* [EXERCISE DESCRIPTION]
Identify each line containing the word "this" and copy it.

╔══

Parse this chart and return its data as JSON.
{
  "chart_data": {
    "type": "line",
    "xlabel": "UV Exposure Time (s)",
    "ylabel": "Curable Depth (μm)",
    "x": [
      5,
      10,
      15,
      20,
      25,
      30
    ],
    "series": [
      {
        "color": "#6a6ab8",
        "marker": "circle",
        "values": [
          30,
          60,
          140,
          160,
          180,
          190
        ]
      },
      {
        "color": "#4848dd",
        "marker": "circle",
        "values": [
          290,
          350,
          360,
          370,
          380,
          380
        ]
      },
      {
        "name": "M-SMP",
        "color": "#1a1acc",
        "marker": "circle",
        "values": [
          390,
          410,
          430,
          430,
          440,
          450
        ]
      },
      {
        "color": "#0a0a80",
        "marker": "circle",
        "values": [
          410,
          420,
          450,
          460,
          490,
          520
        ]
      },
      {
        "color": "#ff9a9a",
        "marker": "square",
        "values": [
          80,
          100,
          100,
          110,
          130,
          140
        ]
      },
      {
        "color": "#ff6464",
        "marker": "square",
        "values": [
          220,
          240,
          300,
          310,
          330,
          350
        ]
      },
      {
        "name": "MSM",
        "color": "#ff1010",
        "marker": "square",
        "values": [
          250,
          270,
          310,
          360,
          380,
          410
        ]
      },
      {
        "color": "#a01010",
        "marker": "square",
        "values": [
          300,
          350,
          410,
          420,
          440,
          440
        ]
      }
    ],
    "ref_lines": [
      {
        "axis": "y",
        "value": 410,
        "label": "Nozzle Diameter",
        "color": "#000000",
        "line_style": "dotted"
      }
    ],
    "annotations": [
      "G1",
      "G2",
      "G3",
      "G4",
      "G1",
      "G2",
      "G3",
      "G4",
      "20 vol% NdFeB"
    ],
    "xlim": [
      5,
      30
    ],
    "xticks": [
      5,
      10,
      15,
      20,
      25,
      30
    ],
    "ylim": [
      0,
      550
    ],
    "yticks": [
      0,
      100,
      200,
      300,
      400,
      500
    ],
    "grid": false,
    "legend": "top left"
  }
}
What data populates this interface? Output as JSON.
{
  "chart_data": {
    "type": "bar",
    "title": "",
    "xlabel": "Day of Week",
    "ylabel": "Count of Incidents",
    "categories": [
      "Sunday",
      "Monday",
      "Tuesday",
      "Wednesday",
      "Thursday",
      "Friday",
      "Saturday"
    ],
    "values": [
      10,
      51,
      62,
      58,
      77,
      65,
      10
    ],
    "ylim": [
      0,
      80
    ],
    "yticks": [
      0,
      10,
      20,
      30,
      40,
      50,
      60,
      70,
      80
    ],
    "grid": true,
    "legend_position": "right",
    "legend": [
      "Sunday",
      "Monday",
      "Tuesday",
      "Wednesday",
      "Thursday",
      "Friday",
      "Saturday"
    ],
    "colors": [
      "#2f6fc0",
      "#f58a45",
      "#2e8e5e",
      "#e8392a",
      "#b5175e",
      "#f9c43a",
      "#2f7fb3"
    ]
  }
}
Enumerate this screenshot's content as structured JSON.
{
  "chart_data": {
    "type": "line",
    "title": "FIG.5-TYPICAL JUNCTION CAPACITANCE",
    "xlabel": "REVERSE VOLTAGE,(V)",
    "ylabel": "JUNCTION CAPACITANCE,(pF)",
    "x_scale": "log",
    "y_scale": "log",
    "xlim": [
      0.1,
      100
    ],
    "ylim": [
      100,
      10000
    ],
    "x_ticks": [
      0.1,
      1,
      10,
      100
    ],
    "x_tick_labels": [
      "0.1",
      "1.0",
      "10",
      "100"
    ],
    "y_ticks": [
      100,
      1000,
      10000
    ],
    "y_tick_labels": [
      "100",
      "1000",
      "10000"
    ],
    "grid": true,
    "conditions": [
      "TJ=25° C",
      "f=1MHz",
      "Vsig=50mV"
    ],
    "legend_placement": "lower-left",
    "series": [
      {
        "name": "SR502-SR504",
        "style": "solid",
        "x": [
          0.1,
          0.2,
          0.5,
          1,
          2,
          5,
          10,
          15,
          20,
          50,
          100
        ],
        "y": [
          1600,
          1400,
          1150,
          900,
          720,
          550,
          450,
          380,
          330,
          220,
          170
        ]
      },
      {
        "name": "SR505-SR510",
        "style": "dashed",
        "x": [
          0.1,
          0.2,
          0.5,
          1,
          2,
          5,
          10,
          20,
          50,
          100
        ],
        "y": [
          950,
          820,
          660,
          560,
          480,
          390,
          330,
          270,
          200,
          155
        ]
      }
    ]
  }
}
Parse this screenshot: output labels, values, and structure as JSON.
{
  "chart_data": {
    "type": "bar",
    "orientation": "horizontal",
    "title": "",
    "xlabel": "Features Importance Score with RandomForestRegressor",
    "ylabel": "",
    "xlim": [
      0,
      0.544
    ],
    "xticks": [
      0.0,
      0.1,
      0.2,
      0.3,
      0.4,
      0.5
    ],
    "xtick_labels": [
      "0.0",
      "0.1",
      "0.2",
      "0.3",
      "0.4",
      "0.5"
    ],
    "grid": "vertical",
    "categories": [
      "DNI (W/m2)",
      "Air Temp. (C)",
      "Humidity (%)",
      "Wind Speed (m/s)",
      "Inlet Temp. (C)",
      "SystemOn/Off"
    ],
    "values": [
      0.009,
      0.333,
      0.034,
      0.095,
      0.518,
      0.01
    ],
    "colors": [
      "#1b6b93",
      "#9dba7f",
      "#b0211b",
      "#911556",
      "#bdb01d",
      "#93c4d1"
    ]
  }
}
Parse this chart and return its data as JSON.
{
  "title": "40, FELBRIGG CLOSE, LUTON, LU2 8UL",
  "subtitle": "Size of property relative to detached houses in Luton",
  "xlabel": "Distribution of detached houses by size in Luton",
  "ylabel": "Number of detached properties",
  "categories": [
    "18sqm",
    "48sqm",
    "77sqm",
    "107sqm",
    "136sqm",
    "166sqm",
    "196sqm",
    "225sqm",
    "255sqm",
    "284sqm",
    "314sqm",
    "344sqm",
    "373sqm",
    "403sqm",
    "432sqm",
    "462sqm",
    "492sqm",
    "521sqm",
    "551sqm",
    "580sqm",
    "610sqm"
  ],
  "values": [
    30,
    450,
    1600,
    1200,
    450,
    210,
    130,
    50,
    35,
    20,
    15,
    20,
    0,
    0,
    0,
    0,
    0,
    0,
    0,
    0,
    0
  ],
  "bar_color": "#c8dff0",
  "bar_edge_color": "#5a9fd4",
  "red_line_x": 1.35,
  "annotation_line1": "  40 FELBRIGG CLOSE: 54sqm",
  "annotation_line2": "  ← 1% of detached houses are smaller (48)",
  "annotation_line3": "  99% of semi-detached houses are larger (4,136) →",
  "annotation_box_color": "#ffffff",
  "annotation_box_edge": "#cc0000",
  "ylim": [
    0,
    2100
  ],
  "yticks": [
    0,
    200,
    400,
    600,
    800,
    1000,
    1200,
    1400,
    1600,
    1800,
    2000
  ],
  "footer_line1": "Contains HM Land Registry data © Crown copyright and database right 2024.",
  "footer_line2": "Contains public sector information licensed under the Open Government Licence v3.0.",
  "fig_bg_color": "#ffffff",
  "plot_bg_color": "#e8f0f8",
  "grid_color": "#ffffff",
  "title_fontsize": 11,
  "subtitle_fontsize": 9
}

╚══

* [COMPLETED EXERCISE]
Parse this chart and return its data as JSON.
What data populates this interface? Output as JSON.
Enumerate this screenshot's content as structured JSON.
Parse this screenshot: output labels, values, and structure as JSON.
Parse this chart and return its data as JSON.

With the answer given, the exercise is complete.